**RECORDS:**
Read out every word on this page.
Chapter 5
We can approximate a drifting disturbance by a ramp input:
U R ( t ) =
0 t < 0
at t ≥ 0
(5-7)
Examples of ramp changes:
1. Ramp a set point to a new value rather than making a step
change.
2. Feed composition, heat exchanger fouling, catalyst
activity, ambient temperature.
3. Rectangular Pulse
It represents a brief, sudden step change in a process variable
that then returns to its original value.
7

**PROBLEM TO SOLVE:** Tell how many lines of the data above hold the string "step". Give only the number.

**IN RESPONSE:** 2